[Stated problem]
In the entries that follow, find the word "Security" and report each line it is on.

══════════════════════════════

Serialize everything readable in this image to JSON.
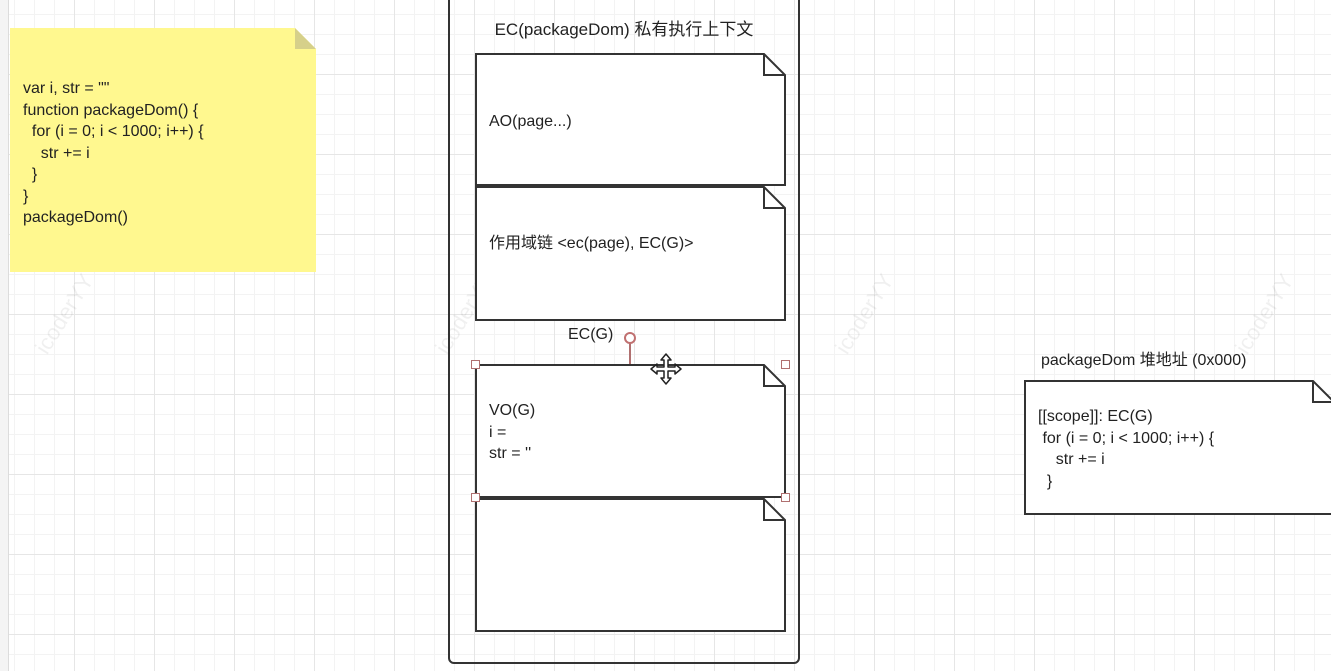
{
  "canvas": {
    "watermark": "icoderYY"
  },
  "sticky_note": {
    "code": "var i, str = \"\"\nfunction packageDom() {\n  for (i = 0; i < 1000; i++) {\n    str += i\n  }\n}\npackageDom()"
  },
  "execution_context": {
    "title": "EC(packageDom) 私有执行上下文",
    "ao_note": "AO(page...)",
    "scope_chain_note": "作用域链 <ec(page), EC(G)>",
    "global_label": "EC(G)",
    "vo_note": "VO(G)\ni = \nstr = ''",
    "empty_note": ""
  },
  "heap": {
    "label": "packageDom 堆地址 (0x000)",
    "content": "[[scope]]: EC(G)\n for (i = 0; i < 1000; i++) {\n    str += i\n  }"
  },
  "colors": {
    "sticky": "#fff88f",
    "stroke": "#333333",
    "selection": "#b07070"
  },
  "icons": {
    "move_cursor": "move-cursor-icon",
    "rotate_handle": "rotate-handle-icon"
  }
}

══════════════════════════════

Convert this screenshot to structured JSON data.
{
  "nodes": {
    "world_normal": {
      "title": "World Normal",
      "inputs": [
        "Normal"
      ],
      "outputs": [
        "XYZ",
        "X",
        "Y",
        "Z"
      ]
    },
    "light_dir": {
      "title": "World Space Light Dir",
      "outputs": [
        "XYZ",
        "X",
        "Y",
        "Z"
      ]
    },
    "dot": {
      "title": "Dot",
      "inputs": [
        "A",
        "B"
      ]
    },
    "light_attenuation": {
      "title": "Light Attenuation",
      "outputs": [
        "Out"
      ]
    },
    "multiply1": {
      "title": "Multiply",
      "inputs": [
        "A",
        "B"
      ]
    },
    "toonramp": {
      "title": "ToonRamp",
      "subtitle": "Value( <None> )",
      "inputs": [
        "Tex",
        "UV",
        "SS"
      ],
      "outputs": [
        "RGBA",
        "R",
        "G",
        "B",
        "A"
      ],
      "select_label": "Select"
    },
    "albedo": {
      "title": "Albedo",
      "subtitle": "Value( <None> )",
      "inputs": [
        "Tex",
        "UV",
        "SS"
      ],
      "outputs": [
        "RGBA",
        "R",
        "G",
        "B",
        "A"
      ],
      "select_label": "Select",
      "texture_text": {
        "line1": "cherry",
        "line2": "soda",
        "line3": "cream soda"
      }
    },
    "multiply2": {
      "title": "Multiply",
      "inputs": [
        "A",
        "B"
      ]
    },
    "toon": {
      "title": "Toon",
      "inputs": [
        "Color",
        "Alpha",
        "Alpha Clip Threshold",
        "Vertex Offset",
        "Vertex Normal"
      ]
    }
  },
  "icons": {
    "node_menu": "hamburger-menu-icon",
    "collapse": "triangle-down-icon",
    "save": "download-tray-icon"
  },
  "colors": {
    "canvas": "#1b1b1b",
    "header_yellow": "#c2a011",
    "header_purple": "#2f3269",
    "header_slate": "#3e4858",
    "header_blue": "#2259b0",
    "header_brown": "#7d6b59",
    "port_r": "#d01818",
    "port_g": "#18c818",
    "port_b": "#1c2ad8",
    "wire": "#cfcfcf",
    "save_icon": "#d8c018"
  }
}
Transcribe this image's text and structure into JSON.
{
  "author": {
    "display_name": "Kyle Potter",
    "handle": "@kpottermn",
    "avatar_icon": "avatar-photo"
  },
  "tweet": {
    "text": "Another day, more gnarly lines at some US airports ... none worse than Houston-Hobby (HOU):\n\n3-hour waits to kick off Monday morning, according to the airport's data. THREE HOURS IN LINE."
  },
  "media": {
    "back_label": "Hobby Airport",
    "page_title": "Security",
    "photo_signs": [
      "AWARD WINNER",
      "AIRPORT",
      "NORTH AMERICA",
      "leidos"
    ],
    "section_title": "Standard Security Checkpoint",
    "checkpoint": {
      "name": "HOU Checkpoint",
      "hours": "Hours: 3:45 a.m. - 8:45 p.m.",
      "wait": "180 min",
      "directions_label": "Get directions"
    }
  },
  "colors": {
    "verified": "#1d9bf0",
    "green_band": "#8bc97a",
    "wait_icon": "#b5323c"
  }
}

══════════════════════════════

[Answer to this task]
    "page_title": "Security",
    "section_title": "Standard Security Checkpoint",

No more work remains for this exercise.